• _Selected excerpt_:
+++
National Treasure #152: Athabasca Sand Dunes

So I was looking for famous Canadian animals – you know, like Northern Dancer – and finding instead only entries for famous Canadian animals – you know, like the caribou, beaver, lynx, and moose. From there it was a short step to lists of Canadian flora and fauna on a site called . . . wait for it . . . Living National Treasures!

Well. Clearly this was Meant to Be. And Be it certainly will, at another time. Because in perusing the list of endemic (i.e. not found anywhere else) mammals, birds, fish, insects, other invertebrates, vascular plants, and moss (just one), I followed a link to “an area especially important for endemic plants in Canada”: the Athabasca Sand Dunes.

And I had never heard of them. You?

Here are some bits about this unique geological feature from the entry about them in the Encyclopedia of Saskatchewan, about which I had also never heard. You?
+++
• _Data_:

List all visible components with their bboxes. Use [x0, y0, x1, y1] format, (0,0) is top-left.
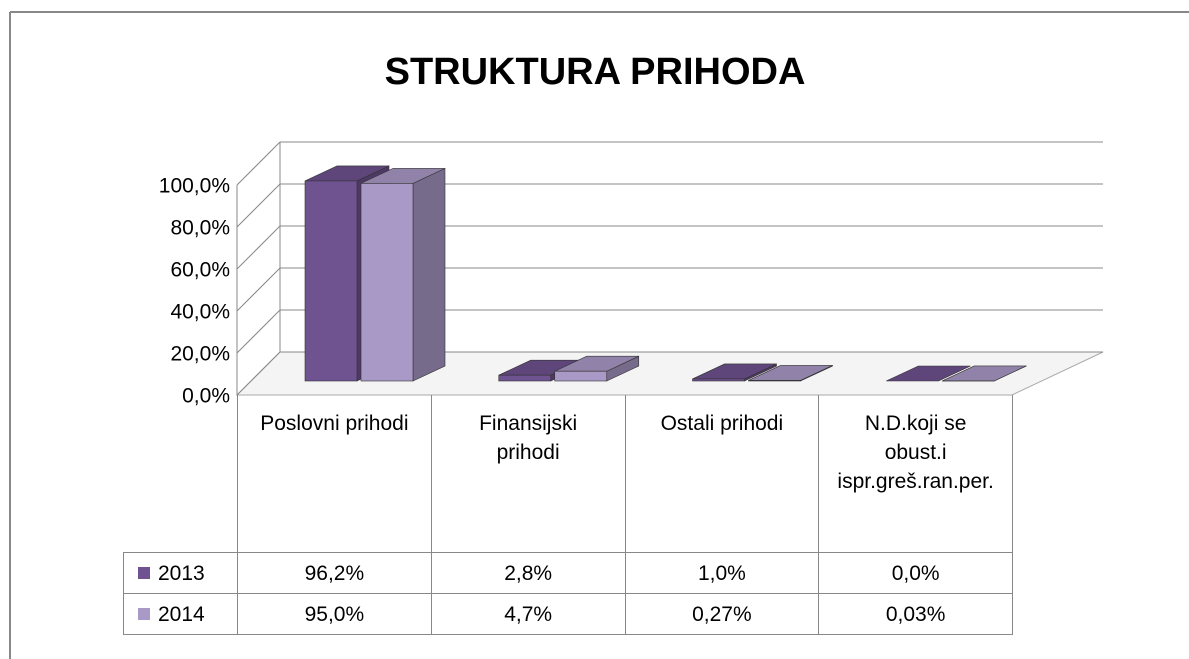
+++
• _Instructions_:
**A)** In the Athabasca Sand Dunes post, which reference work holds the entry the writer quotes from?
**B)** Rewrite the stretch of the Athabasca Sand Dunes post from "Well. Clearly this" through "never heard. You?", putting "browsing" in place of "perusing".
Base every answer on the Athabasca Sand Dunes post alone, not on the data.

• _Final results_:
**A)** The Encyclopedia of Saskatchewan.

**B)**
Well. Clearly this was Meant to Be. And Be it certainly will, at another time. Because in browsing the list of endemic (i.e. not found anywhere else) mammals, birds, fish, insects, other invertebrates, vascular plants, and moss (just one), I followed a link to “an area especially important for endemic plants in Canada”: the Athabasca Sand Dunes.

And I had never heard of them. You?

Here are some bits about this unique geological feature from the entry about them in the Encyclopedia of Saskatchewan, about which I had also never heard. You?